◆ Goal ◆
Copy each line exactly.

◆ Information provided ◆
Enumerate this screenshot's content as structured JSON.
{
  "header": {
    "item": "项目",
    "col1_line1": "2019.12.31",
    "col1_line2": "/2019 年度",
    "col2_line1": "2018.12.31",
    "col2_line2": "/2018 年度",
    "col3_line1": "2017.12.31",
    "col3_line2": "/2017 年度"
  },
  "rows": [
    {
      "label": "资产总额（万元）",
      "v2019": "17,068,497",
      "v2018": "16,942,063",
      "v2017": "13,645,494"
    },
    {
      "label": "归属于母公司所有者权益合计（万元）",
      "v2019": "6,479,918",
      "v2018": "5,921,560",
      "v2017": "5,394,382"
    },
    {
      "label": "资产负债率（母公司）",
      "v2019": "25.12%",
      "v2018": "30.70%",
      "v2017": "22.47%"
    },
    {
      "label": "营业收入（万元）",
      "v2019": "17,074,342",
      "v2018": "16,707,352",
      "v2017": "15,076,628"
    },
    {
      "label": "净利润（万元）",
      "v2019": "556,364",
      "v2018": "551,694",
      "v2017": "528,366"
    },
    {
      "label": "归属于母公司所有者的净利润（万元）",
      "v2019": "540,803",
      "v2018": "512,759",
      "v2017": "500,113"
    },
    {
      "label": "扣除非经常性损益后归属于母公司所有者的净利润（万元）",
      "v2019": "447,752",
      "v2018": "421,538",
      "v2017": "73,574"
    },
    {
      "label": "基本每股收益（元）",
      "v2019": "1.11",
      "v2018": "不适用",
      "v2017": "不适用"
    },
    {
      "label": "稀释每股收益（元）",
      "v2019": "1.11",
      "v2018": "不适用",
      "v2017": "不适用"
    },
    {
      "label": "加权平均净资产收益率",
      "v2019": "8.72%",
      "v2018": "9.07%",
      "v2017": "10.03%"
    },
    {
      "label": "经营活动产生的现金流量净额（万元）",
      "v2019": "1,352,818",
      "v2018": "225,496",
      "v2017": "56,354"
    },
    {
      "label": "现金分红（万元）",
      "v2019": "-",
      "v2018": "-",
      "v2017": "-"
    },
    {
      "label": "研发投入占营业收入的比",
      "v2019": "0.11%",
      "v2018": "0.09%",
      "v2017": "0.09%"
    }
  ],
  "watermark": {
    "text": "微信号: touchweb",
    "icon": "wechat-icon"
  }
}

◆ Written answer ◆
Enumerate this screenshot's content as structured JSON.
{
  "header": {
    "item": "项目",
    "col1_line1": "2019.12.31",
    "col1_line2": "/2019 年度",
    "col2_line1": "2018.12.31",
    "col2_line2": "/2018 年度",
    "col3_line1": "2017.12.31",
    "col3_line2": "/2017 年度"
  },
  "rows": [
    {
      "label": "资产总额（万元）",
      "v2019": "17,068,497",
      "v2018": "16,942,063",
      "v2017": "13,645,494"
    },
    {
      "label": "归属于母公司所有者权益合计（万元）",
      "v2019": "6,479,918",
      "v2018": "5,921,560",
      "v2017": "5,394,382"
    },
    {
      "label": "资产负债率（母公司）",
      "v2019": "25.12%",
      "v2018": "30.70%",
      "v2017": "22.47%"
    },
    {
      "label": "营业收入（万元）",
      "v2019": "17,074,342",
      "v2018": "16,707,352",
      "v2017": "15,076,628"
    },
    {
      "label": "净利润（万元）",
      "v2019": "556,364",
      "v2018": "551,694",
      "v2017": "528,366"
    },
    {
      "label": "归属于母公司所有者的净利润（万元）",
      "v2019": "540,803",
      "v2018": "512,759",
      "v2017": "500,113"
    },
    {
      "label": "扣除非经常性损益后归属于母公司所有者的净利润（万元）",
      "v2019": "447,752",
      "v2018": "421,538",
      "v2017": "73,574"
    },
    {
      "label": "基本每股收益（元）",
      "v2019": "1.11",
      "v2018": "不适用",
      "v2017": "不适用"
    },
    {
      "label": "稀释每股收益（元）",
      "v2019": "1.11",
      "v2018": "不适用",
      "v2017": "不适用"
    },
    {
      "label": "加权平均净资产收益率",
      "v2019": "8.72%",
      "v2018": "9.07%",
      "v2017": "10.03%"
    },
    {
      "label": "经营活动产生的现金流量净额（万元）",
      "v2019": "1,352,818",
      "v2018": "225,496",
      "v2017": "56,354"
    },
    {
      "label": "现金分红（万元）",
      "v2019": "-",
      "v2018": "-",
      "v2017": "-"
    },
    {
      "label": "研发投入占营业收入的比",
      "v2019": "0.11%",
      "v2018": "0.09%",
      "v2017": "0.09%"
    }
  ],
  "watermark": {
    "text": "微信号: touchweb",
    "icon": "wechat-icon"
  }
}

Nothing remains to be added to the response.